**DIRECTIONS**
Rewrite every line of the records below, replacing each "sub-item" with "subitem" and keeping everything else unchanged. Omit the pictures from your answer.

**RECORDS SHOWN**

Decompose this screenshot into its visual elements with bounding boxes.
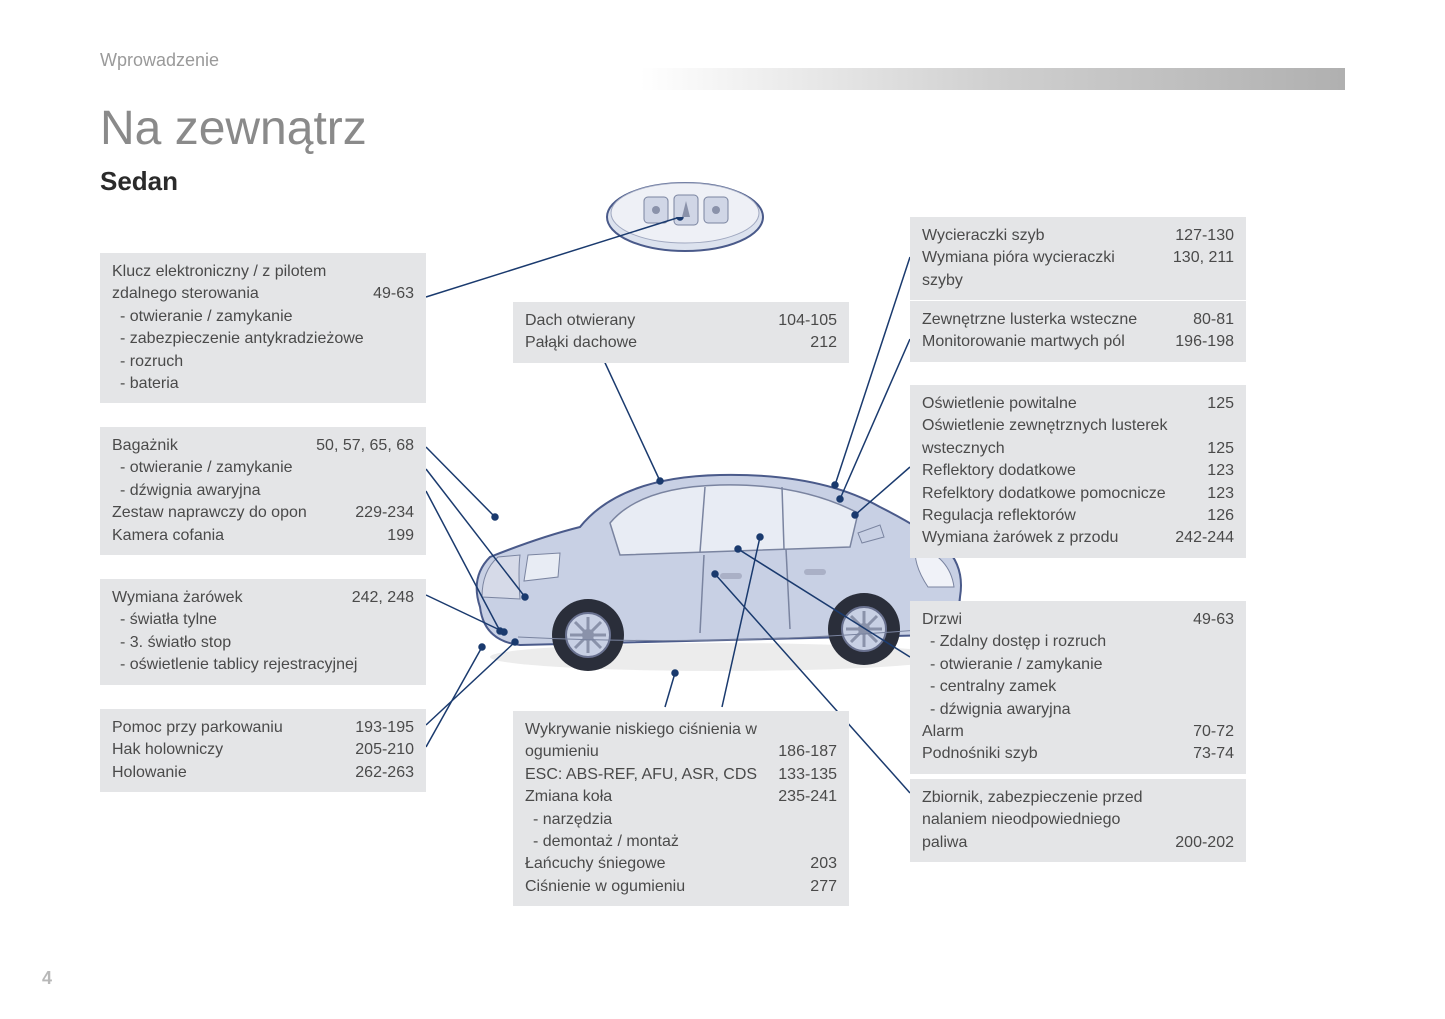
label: Reflektory dodatkowe [922,460,1191,482]
page-title: Na zewnątrz [100,101,1345,156]
pages: 196-198 [1175,331,1234,353]
label: Wymiana żarówek [112,587,336,609]
sub-item: dźwignia awaryjna [112,480,414,502]
sub-item: centralny zamek [922,676,1234,698]
pages: 229-234 [355,502,414,524]
pages: 277 [810,876,837,898]
box-trunk: Bagażnik 50, 57, 65, 68 otwieranie / zamy… [100,427,426,555]
sub-item: światła tylne [112,609,414,631]
sub-item: demontaż / montaż [525,831,837,853]
box-bulbs-rear: Wymiana żarówek 242, 248 światła tylne 3.… [100,579,426,685]
pages: 186-187 [778,741,837,763]
label: Monitorowanie martwych pól [922,331,1159,353]
pages: 123 [1207,483,1234,505]
pages: 199 [387,525,414,547]
pages: 212 [810,332,837,354]
pages: 49-63 [373,283,414,305]
sub-item: otwieranie / zamykanie [922,654,1234,676]
pages: 125 [1207,393,1234,415]
sub-item: dźwignia awaryjna [922,699,1234,721]
pages: 70-72 [1193,721,1234,743]
sublist: Zdalny dostęp i rozruch otwieranie / zam… [922,631,1234,721]
sub-item: bateria [112,373,414,395]
pages: 49-63 [1193,609,1234,631]
label: Oświetlenie powitalne [922,393,1191,415]
pages: 200-202 [1175,832,1234,854]
sublist: narzędzia demontaż / montaż [525,809,837,854]
pages: 235-241 [778,786,837,808]
label: Wykrywanie niskiego ciśnienia w ogumieni… [525,719,762,764]
pages: 203 [810,853,837,875]
pages: 125 [1207,438,1234,460]
label: Kamera cofania [112,525,371,547]
label: Pomoc przy parkowaniu [112,717,339,739]
label: Refelktory dodatkowe pomocnicze [922,483,1191,505]
label: Drzwi [922,609,1177,631]
page-container: Wprowadzenie Na zewnątrz Sedan [0,0,1445,1019]
box-lighting: Oświetlenie powitalne 125 Oświetlenie zew… [910,385,1246,558]
label: Zmiana koła [525,786,762,808]
box-tyres: Wykrywanie niskiego ciśnienia w ogumieni… [513,711,849,906]
label: Holowanie [112,762,339,784]
pages: 104-105 [778,310,837,332]
sub-item: zabezpieczenie antykradzieżowe [112,328,414,350]
sub-item: rozruch [112,351,414,373]
label: Hak holowniczy [112,739,339,761]
pages: 205-210 [355,739,414,761]
sublist: otwieranie / zamykanie zabezpieczenie an… [112,306,414,396]
label: Alarm [922,721,1177,743]
label: Łańcuchy śniegowe [525,853,794,875]
sub-item: otwieranie / zamykanie [112,306,414,328]
sub-item: Zdalny dostęp i rozruch [922,631,1234,653]
pages: 242-244 [1175,527,1234,549]
pages: 242, 248 [352,587,414,609]
pages: 50, 57, 65, 68 [316,435,414,457]
box-roof: Dach otwierany 104-105 Pałąki dachowe 212 [513,302,849,363]
label: Dach otwierany [525,310,762,332]
sub-item: oświetlenie tablicy rejestracyjnej [112,654,414,676]
label: Oświetlenie zewnętrznych lusterek wstecz… [922,415,1191,460]
label: Zbiornik, zabezpieczenie przed nalaniem … [922,787,1159,854]
label: Zewnętrzne lusterka wsteczne [922,309,1177,331]
pages: 133-135 [778,764,837,786]
label: Klucz elektroniczny / z pilotem zdalnego… [112,261,357,306]
box-key: Klucz elektroniczny / z pilotem zdalnego… [100,253,426,403]
pages: 130, 211 [1173,247,1234,292]
label: Ciśnienie w ogumieniu [525,876,794,898]
box-fuel: Zbiornik, zabezpieczenie przed nalaniem … [910,779,1246,862]
label: Wymiana żarówek z przodu [922,527,1159,549]
sublist: światła tylne 3. światło stop oświetleni… [112,609,414,676]
sub-item: narzędzia [525,809,837,831]
pages: 73-74 [1193,743,1234,765]
box-parking: Pomoc przy parkowaniu 193-195 Hak holowni… [100,709,426,792]
box-mirrors: Zewnętrzne lusterka wsteczne 80-81 Monito… [910,301,1246,362]
content-grid: Klucz elektroniczny / z pilotem zdalnego… [100,217,1345,977]
label: Pałąki dachowe [525,332,794,354]
box-doors: Drzwi 49-63 Zdalny dostęp i rozruch otwie… [910,601,1246,774]
pages: 193-195 [355,717,414,739]
label: Wymiana pióra wycieraczki szyby [922,247,1157,292]
page-number: 4 [42,968,52,989]
box-wipers: Wycieraczki szyb 127-130 Wymiana pióra wy… [910,217,1246,300]
label: Bagażnik [112,435,300,457]
sub-item: 3. światło stop [112,632,414,654]
sublist: otwieranie / zamykanie dźwignia awaryjna [112,457,414,502]
pages: 123 [1207,460,1234,482]
label: Wycieraczki szyb [922,225,1159,247]
pages: 126 [1207,505,1234,527]
label: Podnośniki szyb [922,743,1177,765]
label: Regulacja reflektorów [922,505,1191,527]
pages: 127-130 [1175,225,1234,247]
sub-item: otwieranie / zamykanie [112,457,414,479]
label: ESC: ABS-REF, AFU, ASR, CDS [525,764,762,786]
row: Klucz elektroniczny / z pilotem zdalnego… [112,261,414,306]
pages: 80-81 [1193,309,1234,331]
header-gradient [640,68,1345,90]
label: Zestaw naprawczy do opon [112,502,339,524]
pages: 262-263 [355,762,414,784]
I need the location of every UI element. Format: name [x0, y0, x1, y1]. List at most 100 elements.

**THE SOLUTION**
Decompose this screenshot into its visual elements with bounding boxes.
label: Reflektory dodatkowe [922,460,1191,482]
page-title: Na zewnątrz [100,101,1345,156]
pages: 196-198 [1175,331,1234,353]
label: Wymiana żarówek [112,587,336,609]
subitem: dźwignia awaryjna [112,480,414,502]
subitem: centralny zamek [922,676,1234,698]
pages: 229-234 [355,502,414,524]
pages: 277 [810,876,837,898]
box-trunk: Bagażnik 50, 57, 65, 68 otwieranie / zamy… [100,427,426,555]
subitem: światła tylne [112,609,414,631]
subitem: demontaż / montaż [525,831,837,853]
box-bulbs-rear: Wymiana żarówek 242, 248 światła tylne 3.… [100,579,426,685]
pages: 186-187 [778,741,837,763]
label: Monitorowanie martwych pól [922,331,1159,353]
pages: 123 [1207,483,1234,505]
pages: 199 [387,525,414,547]
pages: 212 [810,332,837,354]
pages: 49-63 [373,283,414,305]
subitem: otwieranie / zamykanie [922,654,1234,676]
pages: 125 [1207,393,1234,415]
subitem: dźwignia awaryjna [922,699,1234,721]
pages: 70-72 [1193,721,1234,743]
sublist: Zdalny dostęp i rozruch otwieranie / zam… [922,631,1234,721]
subitem: bateria [112,373,414,395]
pages: 49-63 [1193,609,1234,631]
label: Oświetlenie powitalne [922,393,1191,415]
pages: 200-202 [1175,832,1234,854]
sublist: narzędzia demontaż / montaż [525,809,837,854]
pages: 235-241 [778,786,837,808]
label: Wykrywanie niskiego ciśnienia w ogumieni… [525,719,762,764]
pages: 203 [810,853,837,875]
pages: 125 [1207,438,1234,460]
label: Kamera cofania [112,525,371,547]
label: Pomoc przy parkowaniu [112,717,339,739]
label: Refelktory dodatkowe pomocnicze [922,483,1191,505]
label: Drzwi [922,609,1177,631]
page-container: Wprowadzenie Na zewnątrz Sedan [0,0,1445,1019]
box-lighting: Oświetlenie powitalne 125 Oświetlenie zew… [910,385,1246,558]
label: Zmiana koła [525,786,762,808]
box-tyres: Wykrywanie niskiego ciśnienia w ogumieni… [513,711,849,906]
label: Holowanie [112,762,339,784]
pages: 104-105 [778,310,837,332]
subitem: zabezpieczenie antykradzieżowe [112,328,414,350]
subitem: rozruch [112,351,414,373]
label: Hak holowniczy [112,739,339,761]
pages: 205-210 [355,739,414,761]
sublist: otwieranie / zamykanie zabezpieczenie an… [112,306,414,396]
label: Alarm [922,721,1177,743]
label: Łańcuchy śniegowe [525,853,794,875]
subitem: otwieranie / zamykanie [112,306,414,328]
subitem: Zdalny dostęp i rozruch [922,631,1234,653]
pages: 242-244 [1175,527,1234,549]
pages: 242, 248 [352,587,414,609]
pages: 50, 57, 65, 68 [316,435,414,457]
box-roof: Dach otwierany 104-105 Pałąki dachowe 212 [513,302,849,363]
label: Dach otwierany [525,310,762,332]
subitem: oświetlenie tablicy rejestracyjnej [112,654,414,676]
label: Oświetlenie zewnętrznych lusterek wstecz… [922,415,1191,460]
label: Zbiornik, zabezpieczenie przed nalaniem … [922,787,1159,854]
label: Zewnętrzne lusterka wsteczne [922,309,1177,331]
pages: 133-135 [778,764,837,786]
label: Klucz elektroniczny / z pilotem zdalnego… [112,261,357,306]
box-key: Klucz elektroniczny / z pilotem zdalnego… [100,253,426,403]
pages: 130, 211 [1173,247,1234,292]
label: Ciśnienie w ogumieniu [525,876,794,898]
box-fuel: Zbiornik, zabezpieczenie przed nalaniem … [910,779,1246,862]
label: Wymiana żarówek z przodu [922,527,1159,549]
sublist: światła tylne 3. światło stop oświetleni… [112,609,414,676]
subitem: narzędzia [525,809,837,831]
pages: 73-74 [1193,743,1234,765]
box-parking: Pomoc przy parkowaniu 193-195 Hak holowni… [100,709,426,792]
box-mirrors: Zewnętrzne lusterka wsteczne 80-81 Monito… [910,301,1246,362]
content-grid: Klucz elektroniczny / z pilotem zdalnego… [100,217,1345,977]
label: Pałąki dachowe [525,332,794,354]
box-doors: Drzwi 49-63 Zdalny dostęp i rozruch otwie… [910,601,1246,774]
pages: 193-195 [355,717,414,739]
label: Wymiana pióra wycieraczki szyby [922,247,1157,292]
page-number: 4 [42,968,52,989]
box-wipers: Wycieraczki szyb 127-130 Wymiana pióra wy… [910,217,1246,300]
label: Bagażnik [112,435,300,457]
subitem: 3. światło stop [112,632,414,654]
sublist: otwieranie / zamykanie dźwignia awaryjna [112,457,414,502]
pages: 123 [1207,460,1234,482]
label: Wycieraczki szyb [922,225,1159,247]
pages: 126 [1207,505,1234,527]
label: Podnośniki szyb [922,743,1177,765]
label: Regulacja reflektorów [922,505,1191,527]
pages: 127-130 [1175,225,1234,247]
subitem: otwieranie / zamykanie [112,457,414,479]
label: ESC: ABS-REF, AFU, ASR, CDS [525,764,762,786]
row: Klucz elektroniczny / z pilotem zdalnego… [112,261,414,306]
pages: 80-81 [1193,309,1234,331]
header-gradient [640,68,1345,90]
label: Zestaw naprawczy do opon [112,502,339,524]
pages: 262-263 [355,762,414,784]
I need the location of every UI element. Format: name [x0, y0, x1, y1]. List at most 100 elements.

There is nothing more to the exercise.